- **Stated exercise**:
Identify every line containing the word "dans" and reproduce each one.

------------------------------------------------------------------------

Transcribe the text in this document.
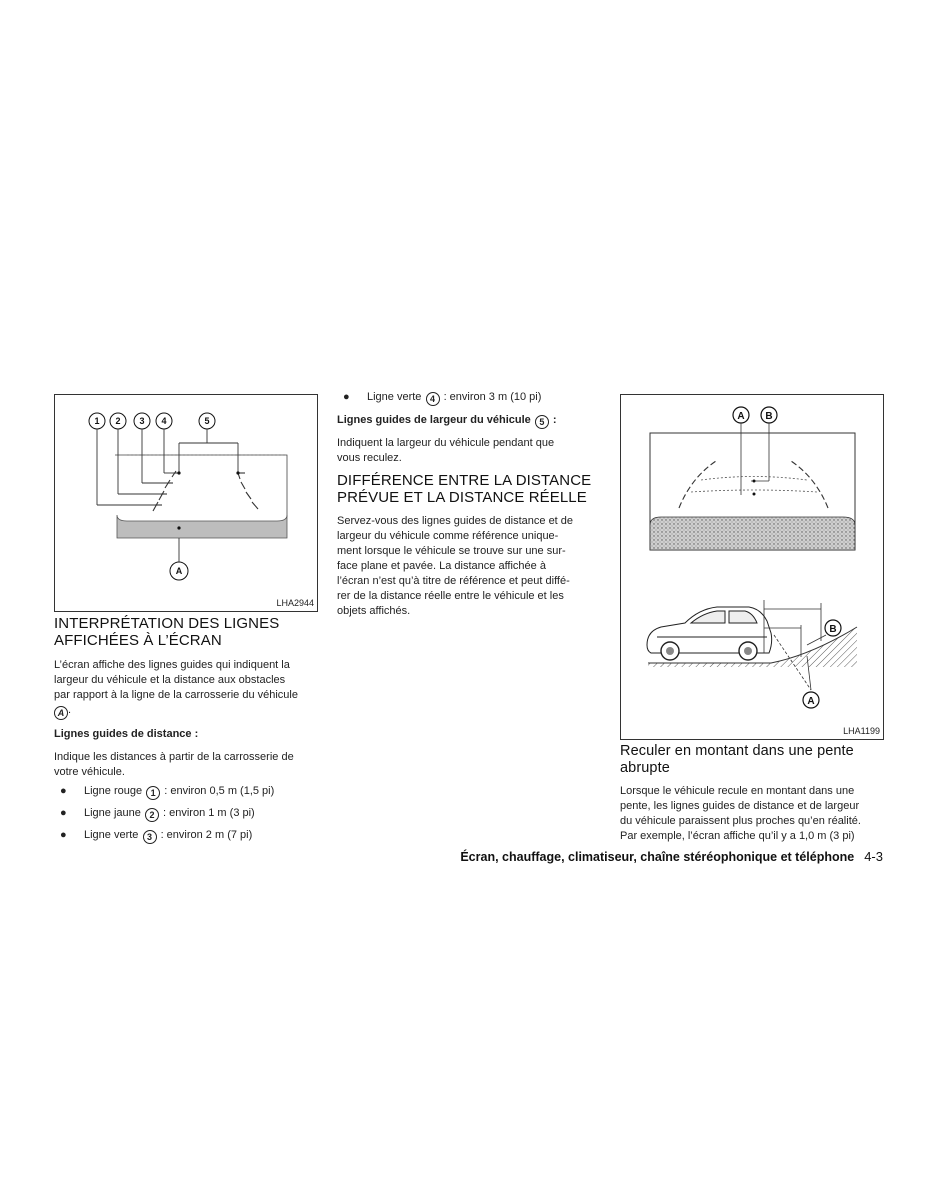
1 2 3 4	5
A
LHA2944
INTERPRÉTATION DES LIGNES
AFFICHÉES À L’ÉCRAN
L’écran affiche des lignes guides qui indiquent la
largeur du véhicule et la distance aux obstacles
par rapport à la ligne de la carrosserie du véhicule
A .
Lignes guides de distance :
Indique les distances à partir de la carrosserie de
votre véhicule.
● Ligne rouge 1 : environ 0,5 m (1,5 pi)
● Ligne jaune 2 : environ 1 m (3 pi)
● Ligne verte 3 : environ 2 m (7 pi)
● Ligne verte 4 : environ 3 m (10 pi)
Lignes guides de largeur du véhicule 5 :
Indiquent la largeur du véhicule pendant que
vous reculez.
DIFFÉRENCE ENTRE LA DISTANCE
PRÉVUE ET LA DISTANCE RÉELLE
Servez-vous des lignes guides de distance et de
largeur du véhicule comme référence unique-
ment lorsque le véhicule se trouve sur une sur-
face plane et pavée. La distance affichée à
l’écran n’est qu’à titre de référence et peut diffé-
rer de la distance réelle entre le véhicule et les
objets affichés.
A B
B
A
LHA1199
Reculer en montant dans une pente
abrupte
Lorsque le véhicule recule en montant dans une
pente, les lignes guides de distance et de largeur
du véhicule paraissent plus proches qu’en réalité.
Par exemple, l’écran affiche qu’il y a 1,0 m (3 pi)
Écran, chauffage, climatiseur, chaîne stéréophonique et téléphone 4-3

------------------------------------------------------------------------

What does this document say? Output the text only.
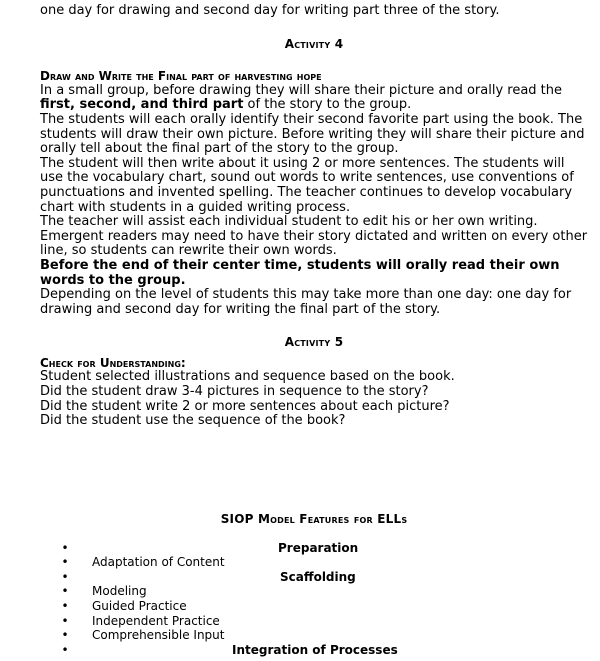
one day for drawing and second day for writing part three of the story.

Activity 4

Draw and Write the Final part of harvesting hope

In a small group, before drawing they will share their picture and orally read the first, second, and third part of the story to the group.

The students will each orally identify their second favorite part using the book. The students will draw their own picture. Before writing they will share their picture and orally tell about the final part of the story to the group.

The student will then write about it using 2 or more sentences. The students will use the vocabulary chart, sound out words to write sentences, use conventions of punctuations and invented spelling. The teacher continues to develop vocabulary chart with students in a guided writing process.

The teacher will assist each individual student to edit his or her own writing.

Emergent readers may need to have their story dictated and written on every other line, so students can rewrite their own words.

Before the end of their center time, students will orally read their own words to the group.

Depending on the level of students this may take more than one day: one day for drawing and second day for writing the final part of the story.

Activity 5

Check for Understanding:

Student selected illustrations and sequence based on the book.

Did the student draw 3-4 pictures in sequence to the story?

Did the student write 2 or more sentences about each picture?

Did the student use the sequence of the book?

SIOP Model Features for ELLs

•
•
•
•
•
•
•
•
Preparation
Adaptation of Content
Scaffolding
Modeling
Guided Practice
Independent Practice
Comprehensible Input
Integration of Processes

------------------------------------------------------------------------

- **Result below**:
Reculer en montant dans une pente
Lorsque le véhicule recule en montant dans une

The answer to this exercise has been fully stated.